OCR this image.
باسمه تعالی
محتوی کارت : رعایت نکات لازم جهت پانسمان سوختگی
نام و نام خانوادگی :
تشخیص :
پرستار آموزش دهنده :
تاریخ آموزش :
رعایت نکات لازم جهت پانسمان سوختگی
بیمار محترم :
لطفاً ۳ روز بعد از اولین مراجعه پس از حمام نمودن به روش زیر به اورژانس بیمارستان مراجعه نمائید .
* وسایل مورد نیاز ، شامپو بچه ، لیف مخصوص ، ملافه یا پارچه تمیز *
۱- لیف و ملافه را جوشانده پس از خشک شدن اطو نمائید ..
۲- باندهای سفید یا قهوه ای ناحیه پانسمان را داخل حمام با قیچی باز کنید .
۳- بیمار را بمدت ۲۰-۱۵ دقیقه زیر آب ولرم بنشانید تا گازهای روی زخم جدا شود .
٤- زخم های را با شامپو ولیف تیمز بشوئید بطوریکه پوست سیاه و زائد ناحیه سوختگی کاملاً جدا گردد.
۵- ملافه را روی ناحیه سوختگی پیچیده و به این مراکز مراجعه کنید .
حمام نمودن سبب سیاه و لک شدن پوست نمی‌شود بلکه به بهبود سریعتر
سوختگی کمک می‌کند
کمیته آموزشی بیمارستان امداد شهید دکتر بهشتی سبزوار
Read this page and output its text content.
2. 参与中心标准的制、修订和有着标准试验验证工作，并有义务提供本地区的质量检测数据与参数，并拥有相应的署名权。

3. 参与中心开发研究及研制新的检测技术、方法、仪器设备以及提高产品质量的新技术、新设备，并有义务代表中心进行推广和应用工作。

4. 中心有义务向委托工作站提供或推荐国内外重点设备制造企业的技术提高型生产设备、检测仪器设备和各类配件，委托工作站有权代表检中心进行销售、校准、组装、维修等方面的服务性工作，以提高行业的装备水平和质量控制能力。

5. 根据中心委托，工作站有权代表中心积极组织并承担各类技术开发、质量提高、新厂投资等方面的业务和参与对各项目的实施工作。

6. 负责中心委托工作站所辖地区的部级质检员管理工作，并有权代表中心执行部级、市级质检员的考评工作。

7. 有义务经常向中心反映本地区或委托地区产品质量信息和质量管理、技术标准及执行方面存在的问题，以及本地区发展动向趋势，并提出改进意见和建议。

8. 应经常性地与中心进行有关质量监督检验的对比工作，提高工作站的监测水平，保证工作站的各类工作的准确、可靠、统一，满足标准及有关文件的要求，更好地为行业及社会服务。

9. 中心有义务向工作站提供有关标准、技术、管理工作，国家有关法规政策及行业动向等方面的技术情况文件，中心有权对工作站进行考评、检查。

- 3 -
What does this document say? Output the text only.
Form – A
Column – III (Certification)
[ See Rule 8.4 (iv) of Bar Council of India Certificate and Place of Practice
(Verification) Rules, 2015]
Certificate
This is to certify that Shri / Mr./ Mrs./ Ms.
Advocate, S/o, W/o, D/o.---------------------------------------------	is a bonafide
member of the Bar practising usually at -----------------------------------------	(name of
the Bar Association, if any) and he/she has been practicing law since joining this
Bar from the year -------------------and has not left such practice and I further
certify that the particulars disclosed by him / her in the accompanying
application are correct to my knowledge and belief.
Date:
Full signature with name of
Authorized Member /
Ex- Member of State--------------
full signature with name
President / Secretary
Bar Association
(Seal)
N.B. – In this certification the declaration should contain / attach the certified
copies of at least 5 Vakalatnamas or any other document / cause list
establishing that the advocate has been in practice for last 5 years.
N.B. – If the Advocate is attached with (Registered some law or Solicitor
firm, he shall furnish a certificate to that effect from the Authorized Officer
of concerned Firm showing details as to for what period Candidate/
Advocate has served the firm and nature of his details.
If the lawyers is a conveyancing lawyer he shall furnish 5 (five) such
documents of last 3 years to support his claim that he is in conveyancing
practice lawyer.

-=-=-=-=-

» Task to carry out
Each record above should be repeated exactly as it appears.

» Task result
OCR this image.
باسمه تعالی
محتوی کارت : رعایت نکات لازم جهت پانسمان سوختگی
نام و نام خانوادگی :
تشخیص :
پرستار آموزش دهنده :
تاریخ آموزش :
رعایت نکات لازم جهت پانسمان سوختگی
بیمار محترم :
لطفاً ۳ روز بعد از اولین مراجعه پس از حمام نمودن به روش زیر به اورژانس بیمارستان مراجعه نمائید .
* وسایل مورد نیاز ، شامپو بچه ، لیف مخصوص ، ملافه یا پارچه تمیز *
۱- لیف و ملافه را جوشانده پس از خشک شدن اطو نمائید ..
۲- باندهای سفید یا قهوه ای ناحیه پانسمان را داخل حمام با قیچی باز کنید .
۳- بیمار را بمدت ۲۰-۱۵ دقیقه زیر آب ولرم بنشانید تا گازهای روی زخم جدا شود .
٤- زخم های را با شامپو ولیف تیمز بشوئید بطوریکه پوست سیاه و زائد ناحیه سوختگی کاملاً جدا گردد.
۵- ملافه را روی ناحیه سوختگی پیچیده و به این مراکز مراجعه کنید .
حمام نمودن سبب سیاه و لک شدن پوست نمی‌شود بلکه به بهبود سریعتر
سوختگی کمک می‌کند
کمیته آموزشی بیمارستان امداد شهید دکتر بهشتی سبزوار
Read this page and output its text content.
2. 参与中心标准的制、修订和有着标准试验验证工作，并有义务提供本地区的质量检测数据与参数，并拥有相应的署名权。

3. 参与中心开发研究及研制新的检测技术、方法、仪器设备以及提高产品质量的新技术、新设备，并有义务代表中心进行推广和应用工作。

4. 中心有义务向委托工作站提供或推荐国内外重点设备制造企业的技术提高型生产设备、检测仪器设备和各类配件，委托工作站有权代表检中心进行销售、校准、组装、维修等方面的服务性工作，以提高行业的装备水平和质量控制能力。

5. 根据中心委托，工作站有权代表中心积极组织并承担各类技术开发、质量提高、新厂投资等方面的业务和参与对各项目的实施工作。

6. 负责中心委托工作站所辖地区的部级质检员管理工作，并有权代表中心执行部级、市级质检员的考评工作。

7. 有义务经常向中心反映本地区或委托地区产品质量信息和质量管理、技术标准及执行方面存在的问题，以及本地区发展动向趋势，并提出改进意见和建议。

8. 应经常性地与中心进行有关质量监督检验的对比工作，提高工作站的监测水平，保证工作站的各类工作的准确、可靠、统一，满足标准及有关文件的要求，更好地为行业及社会服务。

9. 中心有义务向工作站提供有关标准、技术、管理工作，国家有关法规政策及行业动向等方面的技术情况文件，中心有权对工作站进行考评、检查。

- 3 -
What does this document say? Output the text only.
Form – A
Column – III (Certification)
[ See Rule 8.4 (iv) of Bar Council of India Certificate and Place of Practice
(Verification) Rules, 2015]
Certificate
This is to certify that Shri / Mr./ Mrs./ Ms.
Advocate, S/o, W/o, D/o.---------------------------------------------	is a bonafide
member of the Bar practising usually at -----------------------------------------	(name of
the Bar Association, if any) and he/she has been practicing law since joining this
Bar from the year -------------------and has not left such practice and I further
certify that the particulars disclosed by him / her in the accompanying
application are correct to my knowledge and belief.
Date:
Full signature with name of
Authorized Member /
Ex- Member of State--------------
full signature with name
President / Secretary
Bar Association
(Seal)
N.B. – In this certification the declaration should contain / attach the certified
copies of at least 5 Vakalatnamas or any other document / cause list
establishing that the advocate has been in practice for last 5 years.
N.B. – If the Advocate is attached with (Registered some law or Solicitor
firm, he shall furnish a certificate to that effect from the Authorized Officer
of concerned Firm showing details as to for what period Candidate/
Advocate has served the firm and nature of his details.
If the lawyers is a conveyancing lawyer he shall furnish 5 (five) such
documents of last 3 years to support his claim that he is in conveyancing
practice lawyer.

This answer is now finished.